## [TASK BRIEF]
Locate every line in the records below that contains the word "Indah", and copy each one.

## [RECORDS FOR THIS EXERCISE]
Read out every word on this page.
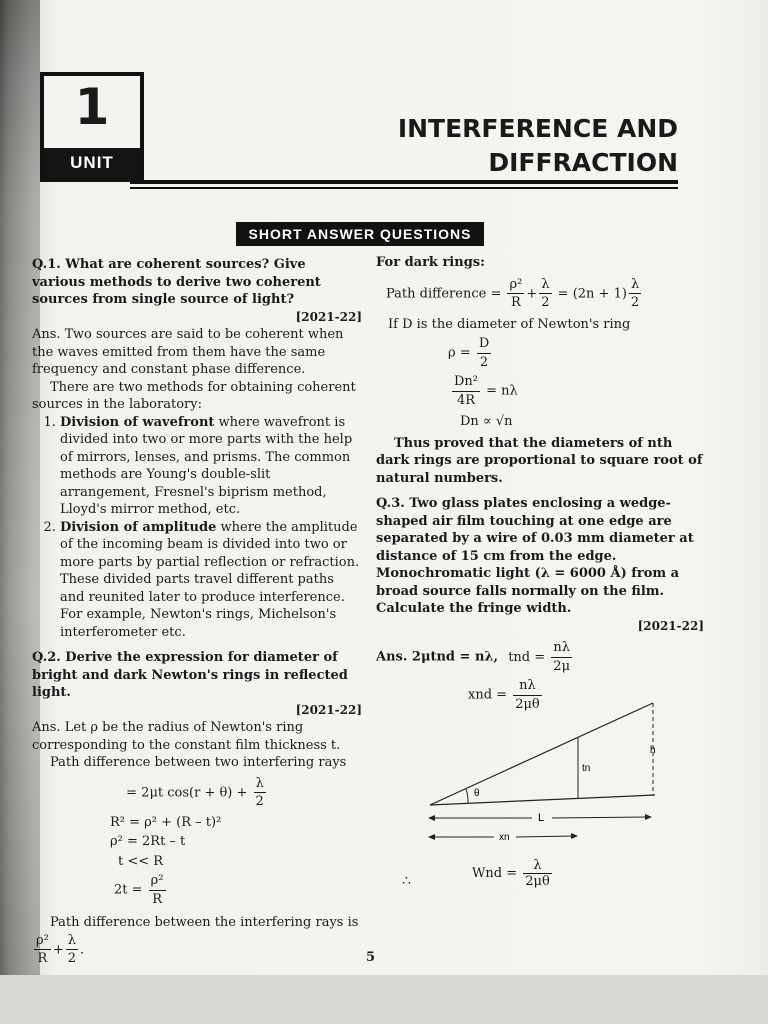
1
UNIT
INTERFERENCE AND
DIFFRACTION
SHORT ANSWER QUESTIONS

Q.1. What are coherent sources? Give various methods to derive two coherent sources from single source of light?

[2021-22]

Ans. Two sources are said to be coherent when the waves emitted from them have the same frequency and constant phase difference.

There are two methods for obtaining coherent sources in the laboratory:

1. Division of wavefront where wavefront is divided into two or more parts with the help of mirrors, lenses, and prisms. The common methods are Young's double-slit arrangement, Fresnel's biprism method, Lloyd's mirror method, etc.
2. Division of amplitude where the amplitude of the incoming beam is divided into two or more parts by partial reflection or refraction. These divided parts travel different paths and reunited later to produce interference. For example, Newton's rings, Michelson's interferometer etc.

Q.2. Derive the expression for diameter of bright and dark Newton's rings in reflected light.

[2021-22]

Ans. Let ρ be the radius of Newton's ring corresponding to the constant film thickness t.

Path difference between two interfering rays

= 2μt $\cos(r + \theta) + \frac{\lambda}{2}$
R² = ρ² + (R – t)²
ρ² = 2Rt – t
t << R
$2t = \frac{\text{ρ²}}{R}$

Path difference between the interfering rays is

$\frac{\text{ρ²}}{R} + \frac{\lambda}{2}$ .

For dark rings:

Path difference = $\frac{\text{ρ²}}{R} + \frac{\lambda}{2} = (2n + 1) \frac{\lambda}{2}$

If D is the diameter of Newton's ring

$\rho = \frac{D}{2}$
$\frac{\text{Dn²}}{4R} = n\lambda$
Dn ∝ √n

Thus proved that the diameters of nth dark rings are proportional to square root of natural numbers.

Q.3. Two glass plates enclosing a wedge-shaped air film touching at one edge are separated by a wire of 0.03 mm diameter at distance of 15 cm from the edge. Monochromatic light (λ = 6000 Å) from a broad source falls normally on the film. Calculate the fringe width.

[2021-22]
Ans. 2μtnd = nλ, tnd = $\frac{n\lambda}{2\mu}$
xnd = $\frac{n\lambda}{2\mu\theta}$
θ
tn
h
L
xn
∴	Wnd = $\frac{\lambda}{2\mu\theta}$
5
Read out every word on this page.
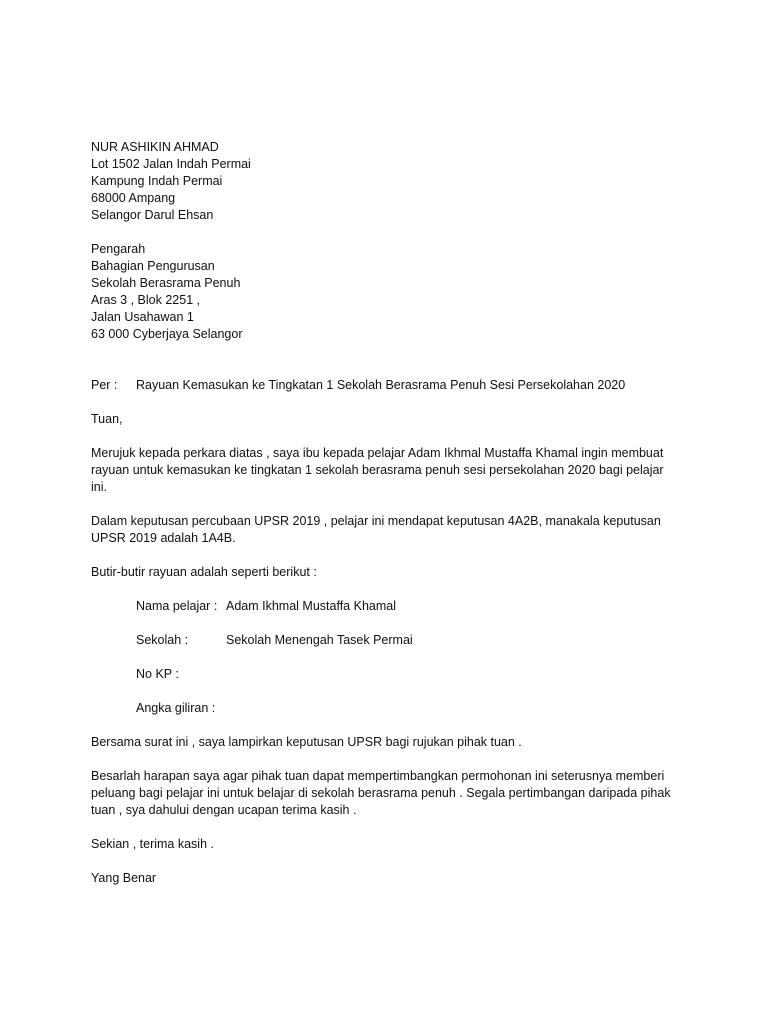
NUR ASHIKIN AHMAD
Lot 1502 Jalan Indah Permai
Kampung Indah Permai
68000 Ampang
Selangor Darul Ehsan
Pengarah
Bahagian Pengurusan
Sekolah Berasrama Penuh
Aras 3 , Blok 2251 ,
Jalan Usahawan 1
63 000 Cyberjaya Selangor
Per :	Rayuan Kemasukan ke Tingkatan 1 Sekolah Berasrama Penuh Sesi Persekolahan 2020
Tuan,
Merujuk kepada perkara diatas , saya ibu kepada pelajar Adam Ikhmal Mustaffa Khamal ingin membuat
rayuan untuk kemasukan ke tingkatan 1 sekolah berasrama penuh sesi persekolahan 2020 bagi pelajar
ini.
Dalam keputusan percubaan UPSR 2019 , pelajar ini mendapat keputusan 4A2B, manakala keputusan
UPSR 2019 adalah 1A4B.
Butir-butir rayuan adalah seperti berikut :
Nama pelajar : Adam Ikhmal Mustaffa Khamal
Sekolah :	Sekolah Menengah Tasek Permai
No KP :
Angka giliran :
Bersama surat ini , saya lampirkan keputusan UPSR bagi rujukan pihak tuan .
Besarlah harapan saya agar pihak tuan dapat mempertimbangkan permohonan ini seterusnya memberi
peluang bagi pelajar ini untuk belajar di sekolah berasrama penuh . Segala pertimbangan daripada pihak
tuan , sya dahului dengan ucapan terima kasih .
Sekian , terima kasih .
Yang Benar
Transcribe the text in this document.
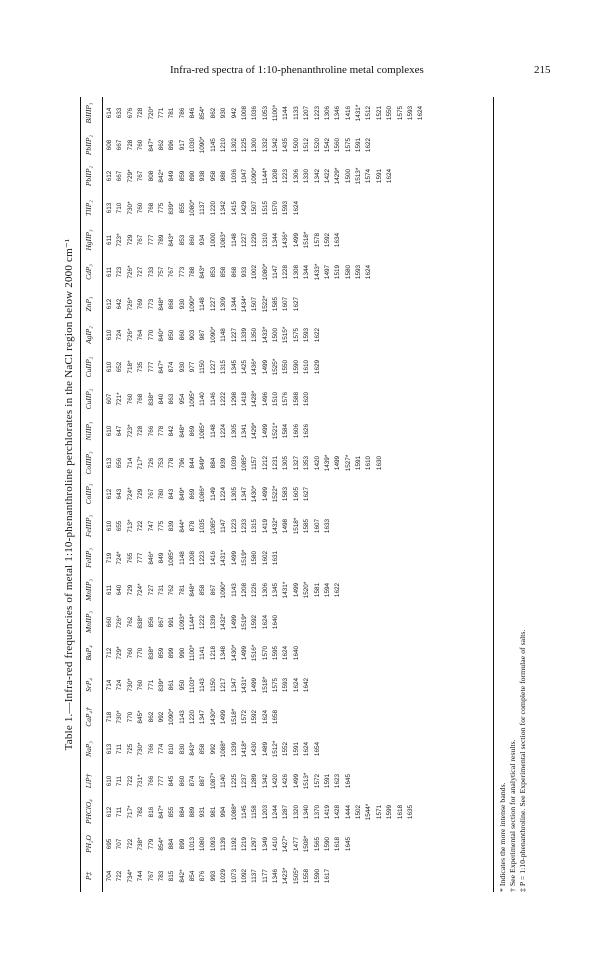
Infra-red spectra of 1:10-phenanthroline metal complexes	215
Table 1.—Infra-red frequencies of metal 1:10-phenanthroline perchlorates in the NaCl region below 2000 cm⁻¹
P‡
PH₂O
PHClO₄
LiP†
NaP₃
CaP₄†
SrP₄
BaP₄
MnIIP₃
MnIIP₃
FeIIP₃
FeIIIP₃
CoIIP₃
CoIIIP₃
NiIIP₃
CuIIP₂
CuIIP₂
AgIP₂
ZnP₃
CdP₃
HgIIP₃
TlIP₂
PbIIP₂
PbIIP₂
BiIIIP₃
704 722 734* 744 767 783 815 842* 854 876 993 1029 1073 1092 1137 1177 1346 1423* 1505* 1558 1590 1617
695 707 722 738* 779 854* 884 899 1013 1080 1093 1139 1192 1219 1297 1349 1410 1427* 1477 1508* 1565 1590 1618 1645
612 711 717* 782 816 847* 855 884 889 931 981 994 1088* 1145 1158 1203 1244 1287 1320 1340 1370 1419 1428 1444 1502 1544* 1571 1599 1618 1635
610 711 722 731* 766 777 845 860 874 887 1087* 1140 1225 1237 1289 1342 1420 1426 1499 1513* 1572 1591 1623 1645
613 711 725 730* 766 774 810 830 843* 858 992 1088* 1339 1418* 1430 1489 1512* 1552 1591 1624 1654
718 730* 770 845* 862 992 1090* 1143 1220 1347 1430* 1499 1518* 1572 1592 1624 1658
714 724 730* 760 771 839* 861 950 1103* 1143 1150 1217 1347 1431* 1499 1518* 1575 1593 1624 1642
712 729* 760 770 838* 859 899 990 1100* 1141 1218 1348 1430* 1499 1516* 1570 1595 1624 1640
660 726* 762 838* 856 867 991 1093* 1144* 1222 1339 1432* 1499 1519* 1592 1624 1640
611 640 729 724* 727 731 762 781 848* 858 867 1090* 1143 1208 1226 1306 1345 1431* 1499 1520* 1581 1594 1622
719 724* 765 777 846* 849 1085* 1148 1208 1223 1416 1431* 1499 1519* 1580 1602 1631
610 655 713* 722 747 775 839 844* 878 1035 1085* 1147 1223 1233 1315 1419 1432* 1498 1518* 1585 1607 1633
612 643 724* 729 767 780 843 849* 869 1086* 1149 1224 1305 1347 1430* 1499 1522* 1583 1605 1627
613 656 714 717* 726 753 778 796 844 849* 884 939 1039 1085* 1157 1212 1231 1305 1327 1353 1420 1439* 1499 1527* 1591 1610 1630
610 647 723* 728 766 778 842 848* 869 1085* 1148 1224 1305 1341 1429* 1499 1521* 1584 1606 1626
607 721* 760 768 838* 840 863 954 1095* 1140 1146 1222 1298 1418 1428* 1496 1510 1576 1588 1620
610 652 718* 735 777 847* 874 930 977 1150 1227 1315 1345 1425 1436* 1499 1525* 1550 1590 1610 1629
610 724 726* 764 770 840* 850 860 903 987 1090* 1148 1227 1339 1350 1433* 1500 1515* 1575 1593 1622
612 642 726* 769 773 848* 868 930 1090* 1148 1227 1309 1344 1434* 1507 1522* 1585 1607 1627
611 723 726* 727 733 757 767 773 788 843* 853 858 868 933 1002 1080* 1147 1228 1308 1344 1433* 1497 1519 1580 1593 1624
611 723* 729 767 777 789 843* 853 860 934 1000 1083* 1148 1227 1229 1310 1344 1436* 1499 1518* 1578 1592 1634
613 710 730* 760 768 775 839* 855 1080* 1137 1220 1342 1415 1429 1507 1515 1570 1593 1624
612 667 729* 767 808 842* 849 859 890 938 958 988 1036 1047 1090* 1144* 1208 1223 1306 1330 1342 1422 1429* 1500 1513* 1574 1591 1624
608 667 728 760 847* 862 896 917 1030 1090* 1145 1210 1302 1225 1300 1332 1342 1435 1500 1512 1520 1542 1560 1575 1591 1622
614 633 676 728 720* 771 781 786 846 854* 862 930 942 1008 1036 1053 1100* 1144 1133 1207 1223 1306 1346 1416 1431* 1512 1521 1550 1575 1593 1624
* Indicates the more intense bands. † See Experimental section for analytical results. ‡ P = 1:10-phenanthroline. See Experimental section for complete formulae of salts.
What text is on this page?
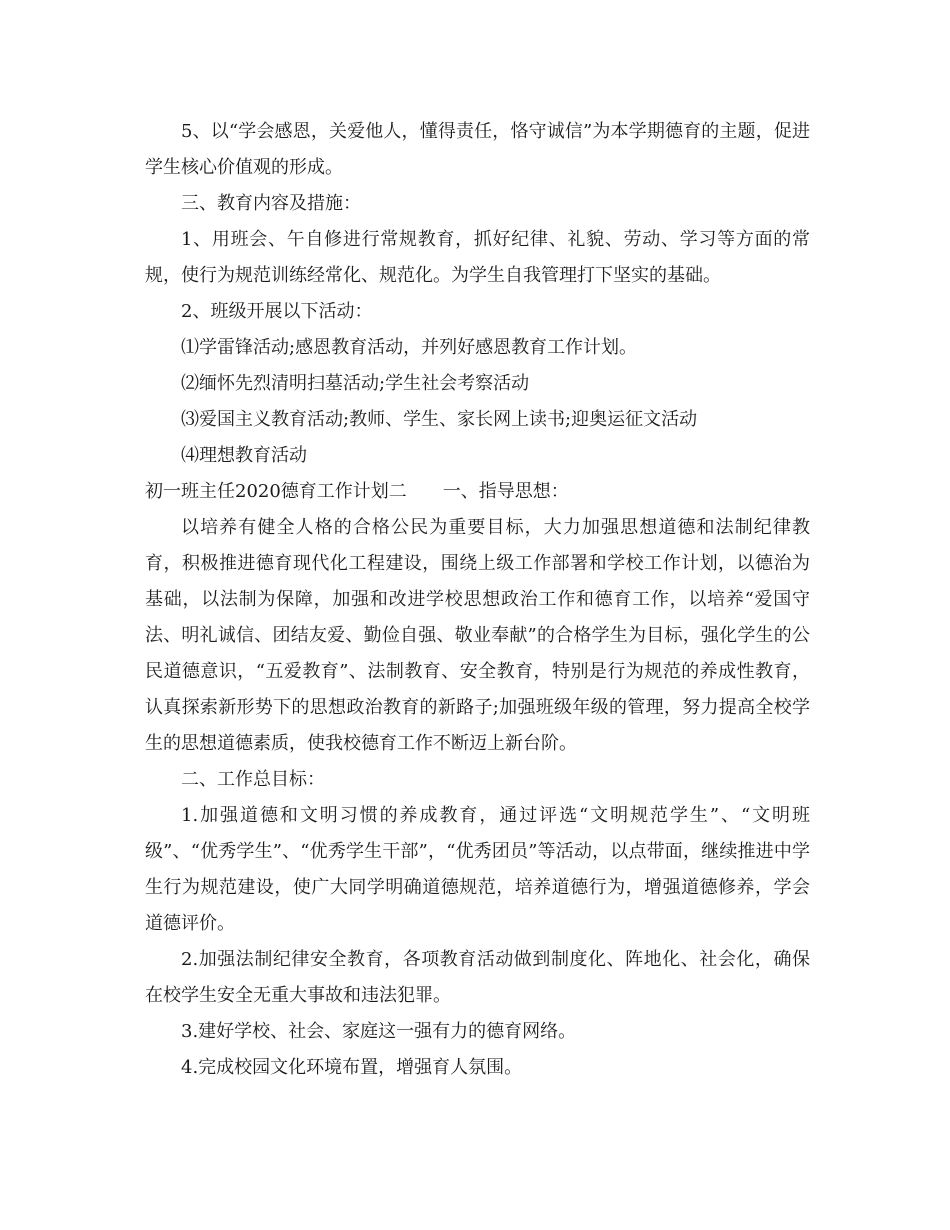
5、以“学会感恩，关爱他人，懂得责任，恪守诚信”为本学期德育的主题，促进学生核心价值观的形成。

三、教育内容及措施：

1、用班会、午自修进行常规教育，抓好纪律、礼貌、劳动、学习等方面的常规，使行为规范训练经常化、规范化。为学生自我管理打下坚实的基础。

2、班级开展以下活动：

⑴学雷锋活动;感恩教育活动，并列好感恩教育工作计划。

⑵缅怀先烈清明扫墓活动;学生社会考察活动

⑶爱国主义教育活动;教师、学生、家长网上读书;迎奥运征文活动

⑷理想教育活动

初一班主任2020德育工作计划二　　一、指导思想：

以培养有健全人格的合格公民为重要目标，大力加强思想道德和法制纪律教育，积极推进德育现代化工程建设，围绕上级工作部署和学校工作计划，以德治为基础，以法制为保障，加强和改进学校思想政治工作和德育工作，以培养“爱国守法、明礼诚信、团结友爱、勤俭自强、敬业奉献”的合格学生为目标，强化学生的公民道德意识，“五爱教育”、法制教育、安全教育，特别是行为规范的养成性教育，认真探索新形势下的思想政治教育的新路子;加强班级年级的管理，努力提高全校学生的思想道德素质，使我校德育工作不断迈上新台阶。

二、工作总目标：

1.加强道德和文明习惯的养成教育，通过评选“文明规范学生”、“文明班级”、“优秀学生”、“优秀学生干部”，“优秀团员”等活动，以点带面，继续推进中学生行为规范建设，使广大同学明确道德规范，培养道德行为，增强道德修养，学会道德评价。

2.加强法制纪律安全教育，各项教育活动做到制度化、阵地化、社会化，确保在校学生安全无重大事故和违法犯罪。

3.建好学校、社会、家庭这一强有力的德育网络。

4.完成校园文化环境布置，增强育人氛围。
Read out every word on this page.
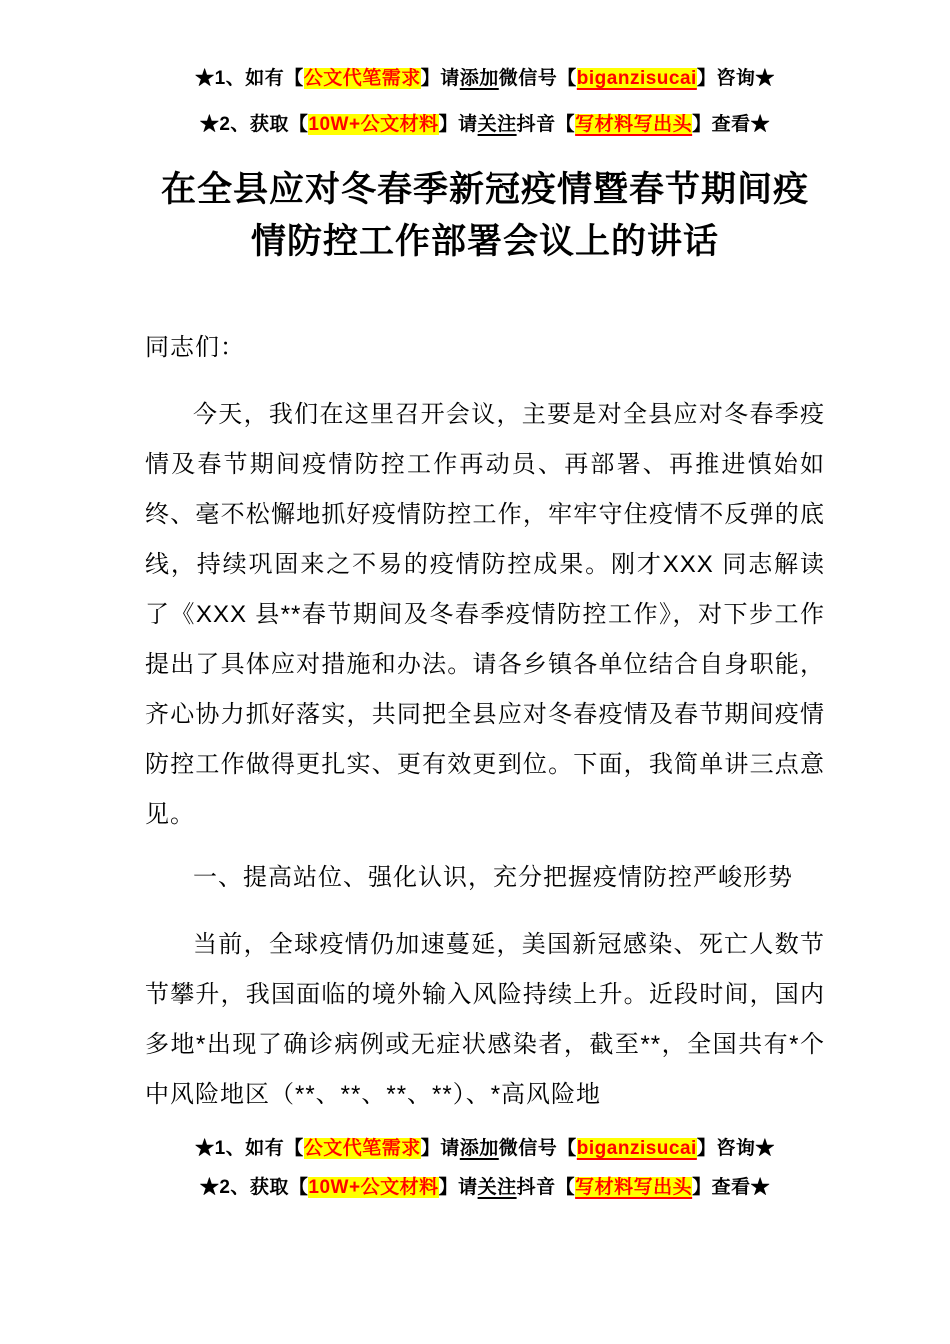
★1、如有【公文代笔需求】请添加微信号【biganzisucai】咨询★
★2、获取【10W+公文材料】请关注抖音【写材料写出头】查看★
在全县应对冬春季新冠疫情暨春节期间疫情防控工作部署会议上的讲话

同志们：

今天，我们在这里召开会议，主要是对全县应对冬春季疫情及春节期间疫情防控工作再动员、再部署、再推进慎始如终、毫不松懈地抓好疫情防控工作，牢牢守住疫情不反弹的底线，持续巩固来之不易的疫情防控成果。刚才XXX 同志解读了《XXX 县**春节期间及冬春季疫情防控工作》，对下步工作提出了具体应对措施和办法。请各乡镇各单位结合自身职能，齐心协力抓好落实，共同把全县应对冬春疫情及春节期间疫情防控工作做得更扎实、更有效更到位。下面，我简单讲三点意见。

一、提高站位、强化认识，充分把握疫情防控严峻形势

当前，全球疫情仍加速蔓延，美国新冠感染、死亡人数节节攀升，我国面临的境外输入风险持续上升。近段时间，国内多地*出现了确诊病例或无症状感染者，截至**，全国共有*个中风险地区（**、**、**、**）、*高风险地

★1、如有【公文代笔需求】请添加微信号【biganzisucai】咨询★
★2、获取【10W+公文材料】请关注抖音【写材料写出头】查看★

## [TASK OUTPUT]
Lot 1502 Jalan Indah Permai
Kampung Indah Permai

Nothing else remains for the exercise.